Directions for this task:
Repeat the data that follows, word for word, without the images.

Entries from a dataset
# # # #
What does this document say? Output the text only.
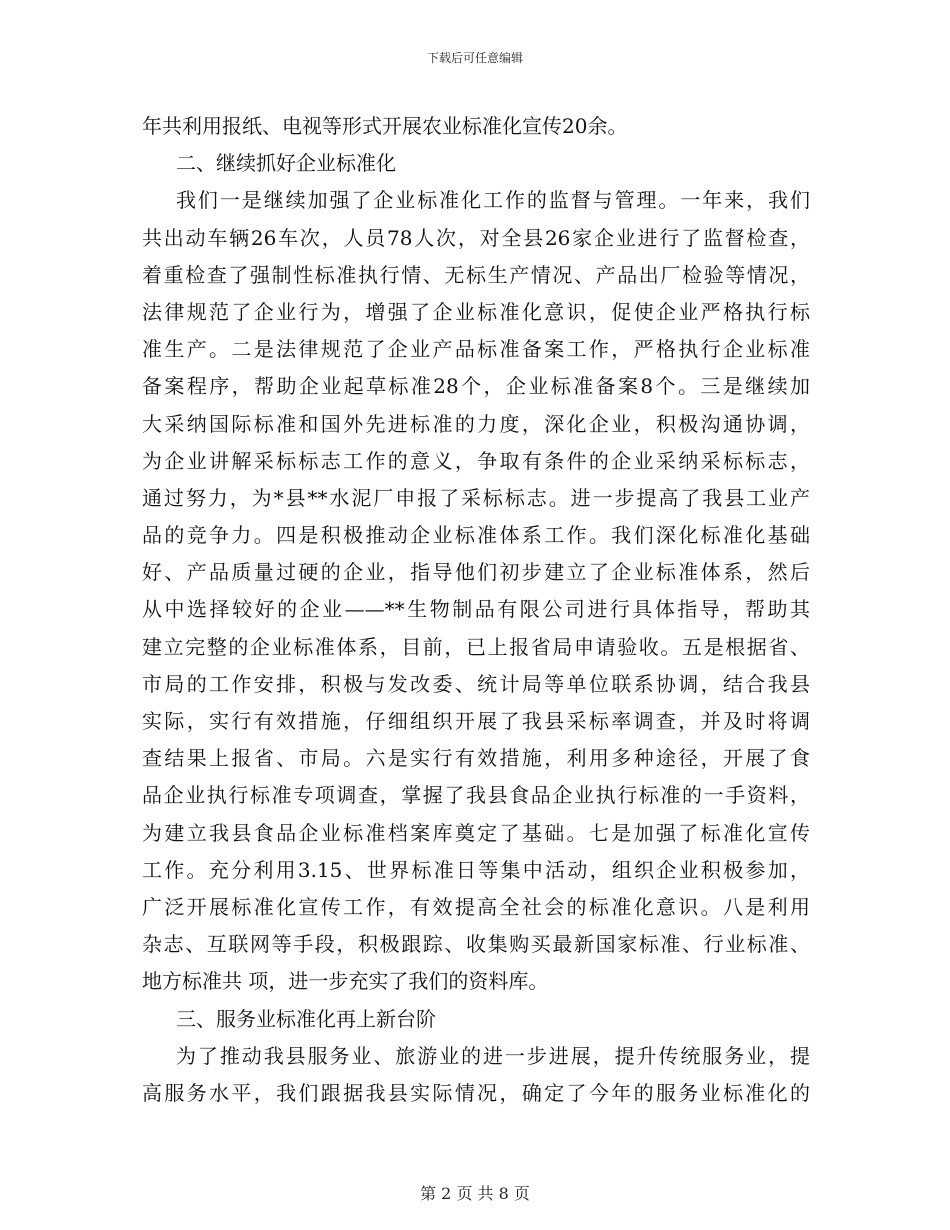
下载后可任意编辑
年共利用报纸、电视等形式开展农业标准化宣传20余。
二、继续抓好企业标准化
我们一是继续加强了企业标准化工作的监督与管理。一年来，我们
共出动车辆26车次，人员78人次，对全县26家企业进行了监督检查，
着重检查了强制性标准执行情、无标生产情况、产品出厂检验等情况，
法律规范了企业行为，增强了企业标准化意识，促使企业严格执行标
准生产。二是法律规范了企业产品标准备案工作，严格执行企业标准
备案程序，帮助企业起草标准28个，企业标准备案8个。三是继续加
大采纳国际标准和国外先进标准的力度，深化企业，积极沟通协调，
为企业讲解采标标志工作的意义，争取有条件的企业采纳采标标志，
通过努力，为*县**水泥厂申报了采标标志。进一步提高了我县工业产
品的竞争力。四是积极推动企业标准体系工作。我们深化标准化基础
好、产品质量过硬的企业，指导他们初步建立了企业标准体系，然后
从中选择较好的企业——**生物制品有限公司进行具体指导，帮助其
建立完整的企业标准体系，目前，已上报省局申请验收。五是根据省、
市局的工作安排，积极与发改委、统计局等单位联系协调，结合我县
实际，实行有效措施，仔细组织开展了我县采标率调查，并及时将调
查结果上报省、市局。六是实行有效措施，利用多种途径，开展了食
品企业执行标准专项调查，掌握了我县食品企业执行标准的一手资料，
为建立我县食品企业标准档案库奠定了基础。七是加强了标准化宣传
工作。充分利用3.15、世界标准日等集中活动，组织企业积极参加，
广泛开展标准化宣传工作，有效提高全社会的标准化意识。八是利用
杂志、互联网等手段，积极跟踪、收集购买最新国家标准、行业标准、
地方标准共 项，进一步充实了我们的资料库。
三、服务业标准化再上新台阶
为了推动我县服务业、旅游业的进一步进展，提升传统服务业，提
高服务水平，我们跟据我县实际情况，确定了今年的服务业标准化的
第 2 页 共 8 页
# # # #
Response to the task:
What does this document say? Output the text only.
下载后可任意编辑
年共利用报纸、电视等形式开展农业标准化宣传20余。
二、继续抓好企业标准化
我们一是继续加强了企业标准化工作的监督与管理。一年来，我们
共出动车辆26车次，人员78人次，对全县26家企业进行了监督检查，
着重检查了强制性标准执行情、无标生产情况、产品出厂检验等情况，
法律规范了企业行为，增强了企业标准化意识，促使企业严格执行标
准生产。二是法律规范了企业产品标准备案工作，严格执行企业标准
备案程序，帮助企业起草标准28个，企业标准备案8个。三是继续加
大采纳国际标准和国外先进标准的力度，深化企业，积极沟通协调，
为企业讲解采标标志工作的意义，争取有条件的企业采纳采标标志，
通过努力，为*县**水泥厂申报了采标标志。进一步提高了我县工业产
品的竞争力。四是积极推动企业标准体系工作。我们深化标准化基础
好、产品质量过硬的企业，指导他们初步建立了企业标准体系，然后
从中选择较好的企业——**生物制品有限公司进行具体指导，帮助其
建立完整的企业标准体系，目前，已上报省局申请验收。五是根据省、
市局的工作安排，积极与发改委、统计局等单位联系协调，结合我县
实际，实行有效措施，仔细组织开展了我县采标率调查，并及时将调
查结果上报省、市局。六是实行有效措施，利用多种途径，开展了食
品企业执行标准专项调查，掌握了我县食品企业执行标准的一手资料，
为建立我县食品企业标准档案库奠定了基础。七是加强了标准化宣传
工作。充分利用3.15、世界标准日等集中活动，组织企业积极参加，
广泛开展标准化宣传工作，有效提高全社会的标准化意识。八是利用
杂志、互联网等手段，积极跟踪、收集购买最新国家标准、行业标准、
地方标准共 项，进一步充实了我们的资料库。
三、服务业标准化再上新台阶
为了推动我县服务业、旅游业的进一步进展，提升传统服务业，提
高服务水平，我们跟据我县实际情况，确定了今年的服务业标准化的
第 2 页 共 8 页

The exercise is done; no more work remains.